====== Data provided ======
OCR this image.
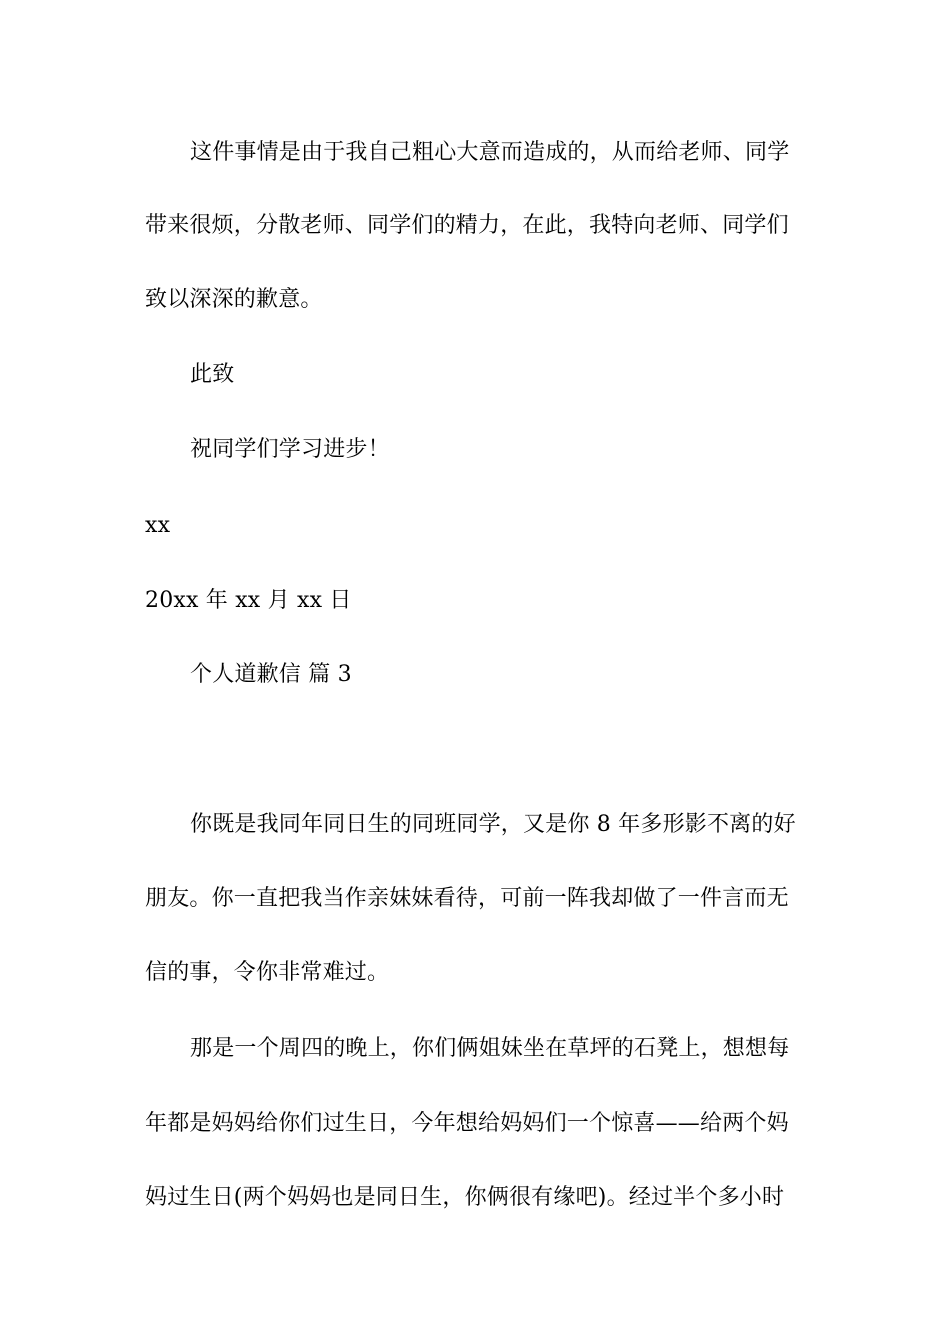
这件事情是由于我自己粗心大意而造成的，从而给老师、同学
带来很烦，分散老师、同学们的精力，在此，我特向老师、同学们
致以深深的歉意。
此致
祝同学们学习进步！
xx
20xx 年 xx 月 xx 日
个人道歉信 篇 3
你既是我同年同日生的同班同学，又是你 8 年多形影不离的好
朋友。你一直把我当作亲妹妹看待，可前一阵我却做了一件言而无
信的事，令你非常难过。
那是一个周四的晚上，你们俩姐妹坐在草坪的石凳上，想想每
年都是妈妈给你们过生日，今年想给妈妈们一个惊喜——给两个妈
妈过生日(两个妈妈也是同日生，你俩很有缘吧)。经过半个多小时
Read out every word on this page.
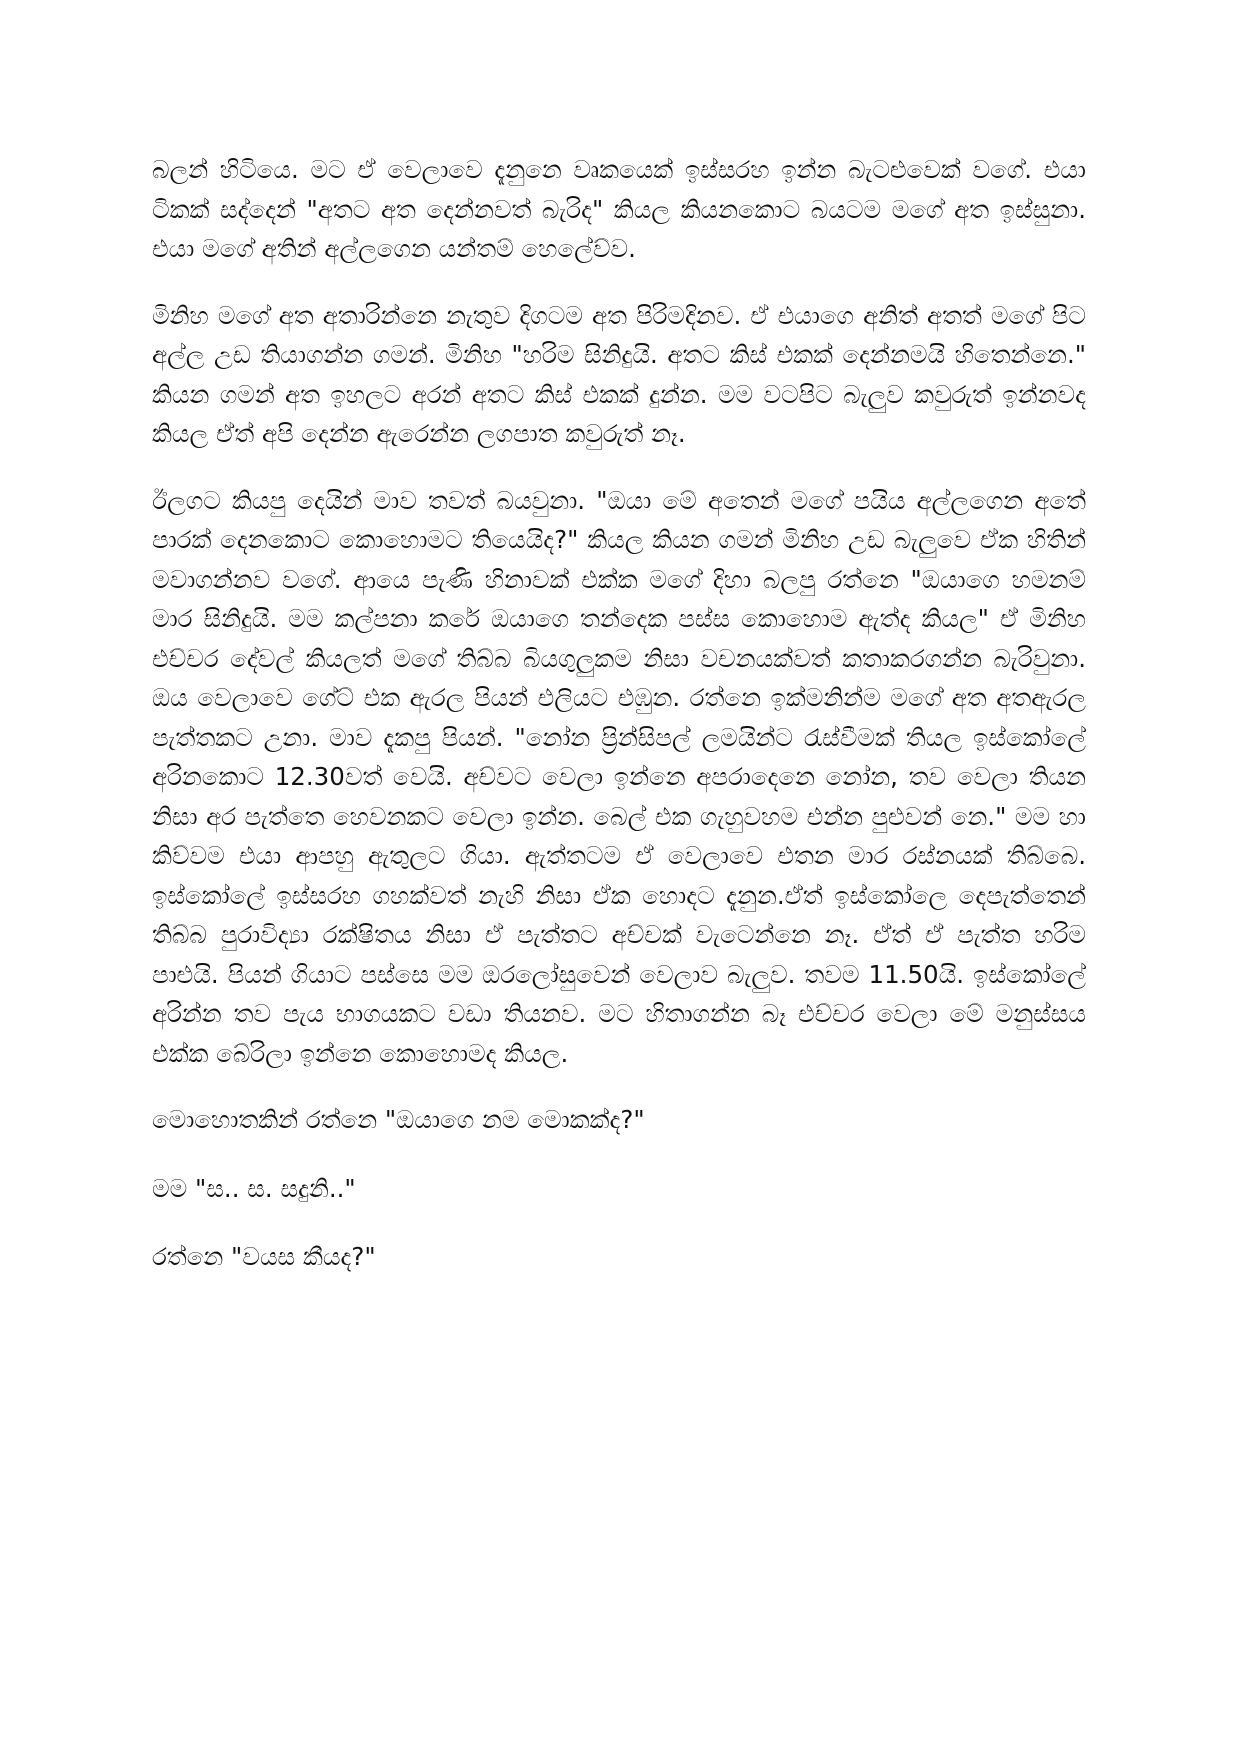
බලන් හිටියෙ. මට ඒ වෙලාවෙ දැනුනෙ වෘකයෙක් ඉස්සරහ ඉන්න බැටළුවෙක් වගේ. එයා ටිකක් සද්දෙන් "අතට අත දෙන්නවත් බැරිද" කියල කියනකොට බයටම මගේ අත ඉස්සුනා. එයා මගේ අතින් අල්ලගෙන යන්තම් හෙලේව්ව.

මිනිහ මගේ අත අතාරින්නෙ නැතුව දිගටම අත පිරිමදිනව. ඒ එයාගෙ අනිත් අතත් මගේ පිට අල්ල උඩ තියාගන්න ගමන්. මිනිහ "හරිම සිනිදුයි. අතට කිස් එකක් දෙන්නමයි හිතෙන්නෙ." කියන ගමන් අත ඉහලට අරන් අතට කිස් එකක් දුන්න. මම වටපිට බැලුව කවුරුත් ඉන්නවද කියල ඒත් අපි දෙන්න ඇරෙන්න ලගපාත කවුරුත් නෑ.

ඊලගට කියපු දෙයින් මාව තවත් බයවුනා. "ඔයා මේ අතෙන් මගේ පයිය අල්ලගෙන අතේ පාරක් දෙනකොට කොහොමට තියෙයිද?" කියල කියන ගමන් මිනිහ උඩ බැලුවෙ ඒක හිතින් මවාගන්නව වගේ. ආයෙ පැණි හිනාවක් එක්ක මගේ දිහා බලපු රත්නෙ "ඔයාගෙ හමනම් මාර සිනිදුයි. මම කල්පනා කරේ ඔයාගෙ තන්දෙක පස්ස කොහොම ඇත්ද කියල" ඒ මිනිහ එච්චර දේවල් කියලත් මගේ තිබ්බ බියගුලුකම නිසා වචනයක්වත් කතාකරගන්න බැරිවුනා. ඔය වෙලාවෙ ගේට් එක ඇරල පියන් එලියට එඹුන. රත්නෙ ඉක්මනින්ම මගේ අත අතඇරල පැත්තකට උනා. මාව දැකපු පියන්. "නෝන ප්‍රින්සිපල් ලමයින්ට රැස්වීමක් තියල ඉස්කෝලේ අරිනකොට 12.30වත් වෙයි. අච්වට වෙලා ඉන්නෙ අපරාදෙනෙ නෝන, තව වෙලා තියන නිසා අර පැත්තෙ හෙවනකට වෙලා ඉන්න. බෙල් එක ගැහුවහම එන්න පුළුවන් නෙ." මම හා කිව්වම එයා ආපහු ඇතුලට ගියා. ඇත්තටම ඒ වෙලාවෙ එතන මාර රස්නයක් තිබ්බෙ. ඉස්කෝලේ ඉස්සරහ ගහක්වත් නැහි නිසා ඒක හොදට දැනුන.ඒත් ඉස්කෝලෙ දෙපැත්තෙන් තිබ්බ පුරාවිද්‍යා රක්ෂිතය නිසා ඒ පැත්තට අච්චක් වැටෙන්නෙ නෑ. ඒත් ඒ පැත්ත හරිම පාළුයි. පියන් ගියාට පස්සෙ මම ඔරලෝසුවෙන් වෙලාව බැලුව. තවම 11.50යි. ඉස්කෝලේ අරින්න තව පැය භාගයකට වඩා තියනව. මට හිතාගන්න බෑ එච්චර වෙලා මේ මනුස්සය එක්ක බේරිලා ඉන්නෙ කොහොමද කියල.

මොහොතකින් රත්නෙ "ඔයාගෙ නම මොකක්ද?"

මම "ස.. ස. සදුනි.."

රත්නෙ "වයස කීයද?"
======
> **Job**: Without the pictures, return all the records precisely as they stand.

> **Response to the task**:
OCR this image.
这件事情是由于我自己粗心大意而造成的，从而给老师、同学
带来很烦，分散老师、同学们的精力，在此，我特向老师、同学们
致以深深的歉意。
此致
祝同学们学习进步！
xx
20xx 年 xx 月 xx 日
个人道歉信 篇 3
你既是我同年同日生的同班同学，又是你 8 年多形影不离的好
朋友。你一直把我当作亲妹妹看待，可前一阵我却做了一件言而无
信的事，令你非常难过。
那是一个周四的晚上，你们俩姐妹坐在草坪的石凳上，想想每
年都是妈妈给你们过生日，今年想给妈妈们一个惊喜——给两个妈
妈过生日(两个妈妈也是同日生，你俩很有缘吧)。经过半个多小时
Read out every word on this page.
බලන් හිටියෙ. මට ඒ වෙලාවෙ දැනුනෙ වෘකයෙක් ඉස්සරහ ඉන්න බැටළුවෙක් වගේ. එයා ටිකක් සද්දෙන් "අතට අත දෙන්නවත් බැරිද" කියල කියනකොට බයටම මගේ අත ඉස්සුනා. එයා මගේ අතින් අල්ලගෙන යන්තම් හෙලේව්ව.

මිනිහ මගේ අත අතාරින්නෙ නැතුව දිගටම අත පිරිමදිනව. ඒ එයාගෙ අනිත් අතත් මගේ පිට අල්ල උඩ තියාගන්න ගමන්. මිනිහ "හරිම සිනිදුයි. අතට කිස් එකක් දෙන්නමයි හිතෙන්නෙ." කියන ගමන් අත ඉහලට අරන් අතට කිස් එකක් දුන්න. මම වටපිට බැලුව කවුරුත් ඉන්නවද කියල ඒත් අපි දෙන්න ඇරෙන්න ලගපාත කවුරුත් නෑ.

ඊලගට කියපු දෙයින් මාව තවත් බයවුනා. "ඔයා මේ අතෙන් මගේ පයිය අල්ලගෙන අතේ පාරක් දෙනකොට කොහොමට තියෙයිද?" කියල කියන ගමන් මිනිහ උඩ බැලුවෙ ඒක හිතින් මවාගන්නව වගේ. ආයෙ පැණි හිනාවක් එක්ක මගේ දිහා බලපු රත්නෙ "ඔයාගෙ හමනම් මාර සිනිදුයි. මම කල්පනා කරේ ඔයාගෙ තන්දෙක පස්ස කොහොම ඇත්ද කියල" ඒ මිනිහ එච්චර දේවල් කියලත් මගේ තිබ්බ බියගුලුකම නිසා වචනයක්වත් කතාකරගන්න බැරිවුනා. ඔය වෙලාවෙ ගේට් එක ඇරල පියන් එලියට එඹුන. රත්නෙ ඉක්මනින්ම මගේ අත අතඇරල පැත්තකට උනා. මාව දැකපු පියන්. "නෝන ප්‍රින්සිපල් ලමයින්ට රැස්වීමක් තියල ඉස්කෝලේ අරිනකොට 12.30වත් වෙයි. අච්වට වෙලා ඉන්නෙ අපරාදෙනෙ නෝන, තව වෙලා තියන නිසා අර පැත්තෙ හෙවනකට වෙලා ඉන්න. බෙල් එක ගැහුවහම එන්න පුළුවන් නෙ." මම හා කිව්වම එයා ආපහු ඇතුලට ගියා. ඇත්තටම ඒ වෙලාවෙ එතන මාර රස්නයක් තිබ්බෙ. ඉස්කෝලේ ඉස්සරහ ගහක්වත් නැහි නිසා ඒක හොදට දැනුන.ඒත් ඉස්කෝලෙ දෙපැත්තෙන් තිබ්බ පුරාවිද්‍යා රක්ෂිතය නිසා ඒ පැත්තට අච්චක් වැටෙන්නෙ නෑ. ඒත් ඒ පැත්ත හරිම පාළුයි. පියන් ගියාට පස්සෙ මම ඔරලෝසුවෙන් වෙලාව බැලුව. තවම 11.50යි. ඉස්කෝලේ අරින්න තව පැය භාගයකට වඩා තියනව. මට හිතාගන්න බෑ එච්චර වෙලා මේ මනුස්සය එක්ක බේරිලා ඉන්නෙ කොහොමද කියල.

මොහොතකින් රත්නෙ "ඔයාගෙ නම මොකක්ද?"

මම "ස.. ස. සදුනි.."

රත්නෙ "වයස කීයද?"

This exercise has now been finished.